» **Excerpt**
+ + + + + + +

The nation’s accounting standards-setter has lost its leader.

The Financial Accounting Standards Board said Tuesday that its chairman, Robert Herz, will step down next month. The FASB, the private sector group whose rules dictate how corporate America keeps its books, didn’t say where Herz (right) is going, though it said board member Leslie Seidman will take his place on an acting basis.



Departing

Herz’s tenure was marked by the FASB’s heavily criticized, politically charged reversal of a rule it adopted a few years ago to give investors better insight into the health of banks.

That episode, which gravely damaged the FASB’s reputation for independence, started when the accounting board adopted a rule expanding the use of fair value or mark-to-market accounting.

In adopting the rule, FASB aimed to give investors more information about the health of banks and brokerage firms by prompting them to value certain assets and liabilities at their market price, rather than at the price the firm paid for them.

But the decision turned into a nightmare for the accountants, in part because of bad timing.

The rule’s adoption coincided with the peak of the credit bubble, and as asset prices tumbled bankers complained that mark-to-market accounting was forcing them into a death spiral of falling valuations and forced asset sales.

There is little evidence that the accounting rules were doing any such thing, but that didn’t quiet the din in Washington. As stock prices tumbled to lows last seen more than a decade ago, Congress pressured the FASB to loosen the rules or face its legislative wrath.

+ + + + + + +

» **Given task 1**
Answer these about the accounting board excerpt:
(a) Who will take Robert Herz's place on an acting basis?
(b) Under the rule the FASB adopted, at what price were firms prompted to value certain assets and liabilities?
(c) What did Congress pressure the FASB to do?
The records below bear no relation to the excerpt about the accounting board.

+ + + + + + +

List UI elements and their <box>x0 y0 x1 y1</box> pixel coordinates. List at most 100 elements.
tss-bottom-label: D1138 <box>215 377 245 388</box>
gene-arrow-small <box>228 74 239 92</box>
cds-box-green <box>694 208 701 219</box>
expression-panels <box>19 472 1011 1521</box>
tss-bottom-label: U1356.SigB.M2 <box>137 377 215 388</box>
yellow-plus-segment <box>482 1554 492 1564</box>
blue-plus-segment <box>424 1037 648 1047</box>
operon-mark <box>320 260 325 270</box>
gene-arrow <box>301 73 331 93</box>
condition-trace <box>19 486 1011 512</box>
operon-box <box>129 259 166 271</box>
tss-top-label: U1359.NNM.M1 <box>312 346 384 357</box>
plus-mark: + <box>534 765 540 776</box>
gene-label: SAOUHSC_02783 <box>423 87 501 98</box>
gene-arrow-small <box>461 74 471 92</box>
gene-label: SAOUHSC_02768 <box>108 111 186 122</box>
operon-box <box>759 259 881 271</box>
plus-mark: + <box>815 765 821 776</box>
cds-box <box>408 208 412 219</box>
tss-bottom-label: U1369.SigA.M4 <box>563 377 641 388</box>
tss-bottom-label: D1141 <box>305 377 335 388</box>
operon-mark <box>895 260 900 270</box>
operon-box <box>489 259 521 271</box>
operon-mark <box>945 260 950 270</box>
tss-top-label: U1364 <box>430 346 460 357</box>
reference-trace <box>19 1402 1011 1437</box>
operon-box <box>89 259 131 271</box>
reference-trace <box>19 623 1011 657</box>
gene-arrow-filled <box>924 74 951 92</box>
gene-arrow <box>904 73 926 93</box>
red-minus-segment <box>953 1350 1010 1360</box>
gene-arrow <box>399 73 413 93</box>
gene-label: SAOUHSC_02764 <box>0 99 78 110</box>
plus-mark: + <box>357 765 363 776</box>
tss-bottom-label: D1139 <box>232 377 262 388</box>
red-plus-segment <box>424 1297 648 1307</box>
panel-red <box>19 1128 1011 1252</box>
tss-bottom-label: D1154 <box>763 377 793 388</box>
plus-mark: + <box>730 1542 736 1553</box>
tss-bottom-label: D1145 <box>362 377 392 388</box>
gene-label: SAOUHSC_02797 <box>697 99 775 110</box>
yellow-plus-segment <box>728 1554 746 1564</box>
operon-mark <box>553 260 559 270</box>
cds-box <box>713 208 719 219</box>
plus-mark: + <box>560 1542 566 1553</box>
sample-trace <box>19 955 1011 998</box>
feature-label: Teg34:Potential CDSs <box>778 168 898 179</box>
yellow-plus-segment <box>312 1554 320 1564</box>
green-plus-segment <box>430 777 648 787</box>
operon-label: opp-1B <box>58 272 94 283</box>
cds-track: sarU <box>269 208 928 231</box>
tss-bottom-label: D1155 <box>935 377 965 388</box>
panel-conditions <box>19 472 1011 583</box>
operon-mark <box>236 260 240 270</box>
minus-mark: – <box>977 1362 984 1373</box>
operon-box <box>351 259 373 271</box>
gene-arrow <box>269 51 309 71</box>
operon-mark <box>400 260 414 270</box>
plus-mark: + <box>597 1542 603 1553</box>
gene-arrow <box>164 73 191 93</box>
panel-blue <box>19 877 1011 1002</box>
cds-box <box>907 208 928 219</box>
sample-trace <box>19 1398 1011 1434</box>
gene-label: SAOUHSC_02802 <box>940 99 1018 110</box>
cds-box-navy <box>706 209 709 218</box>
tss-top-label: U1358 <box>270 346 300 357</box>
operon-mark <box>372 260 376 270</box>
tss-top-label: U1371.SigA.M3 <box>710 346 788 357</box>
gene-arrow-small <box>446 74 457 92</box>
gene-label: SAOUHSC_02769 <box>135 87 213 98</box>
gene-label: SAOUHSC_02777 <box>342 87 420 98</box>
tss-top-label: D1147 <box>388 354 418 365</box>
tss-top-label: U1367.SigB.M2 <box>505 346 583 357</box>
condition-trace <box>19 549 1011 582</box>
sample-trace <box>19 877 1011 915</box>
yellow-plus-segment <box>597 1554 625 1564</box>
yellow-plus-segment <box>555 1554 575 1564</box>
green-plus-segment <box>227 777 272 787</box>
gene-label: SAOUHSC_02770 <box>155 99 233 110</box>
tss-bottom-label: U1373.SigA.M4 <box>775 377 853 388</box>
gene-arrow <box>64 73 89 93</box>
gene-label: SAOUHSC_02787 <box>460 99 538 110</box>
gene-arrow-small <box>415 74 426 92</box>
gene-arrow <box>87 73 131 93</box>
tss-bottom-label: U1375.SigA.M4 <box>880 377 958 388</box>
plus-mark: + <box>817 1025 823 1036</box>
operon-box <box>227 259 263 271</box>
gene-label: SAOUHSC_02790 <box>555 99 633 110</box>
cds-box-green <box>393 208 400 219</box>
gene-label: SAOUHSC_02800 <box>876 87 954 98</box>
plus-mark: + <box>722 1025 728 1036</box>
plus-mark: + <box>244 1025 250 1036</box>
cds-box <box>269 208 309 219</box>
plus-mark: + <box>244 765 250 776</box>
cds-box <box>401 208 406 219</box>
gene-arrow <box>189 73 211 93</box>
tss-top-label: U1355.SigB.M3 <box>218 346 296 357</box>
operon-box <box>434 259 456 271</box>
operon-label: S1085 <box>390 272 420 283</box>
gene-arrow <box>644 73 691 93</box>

+ + + + + + +

» **Given task 2**
Can you rewrite everything in the records from the very first line down to the line containing "expression-panels <box>19 472 1011 1521</box>", replacing "cds-box-green" with "cds-box-teal" and leaving all else unchanged? Give only those lines.

» **Task response 1**
(a) Board member Leslie Seidman.
(b) At their market price, rather than at the price the firm paid for them.
(c) Loosen the rules or face its legislative wrath.

» **Task response 2**
List UI elements and their <box>x0 y0 x1 y1</box> pixel coordinates. List at most 100 elements.
tss-bottom-label: D1138 <box>215 377 245 388</box>
gene-arrow-small <box>228 74 239 92</box>
cds-box-teal <box>694 208 701 219</box>
expression-panels <box>19 472 1011 1521</box>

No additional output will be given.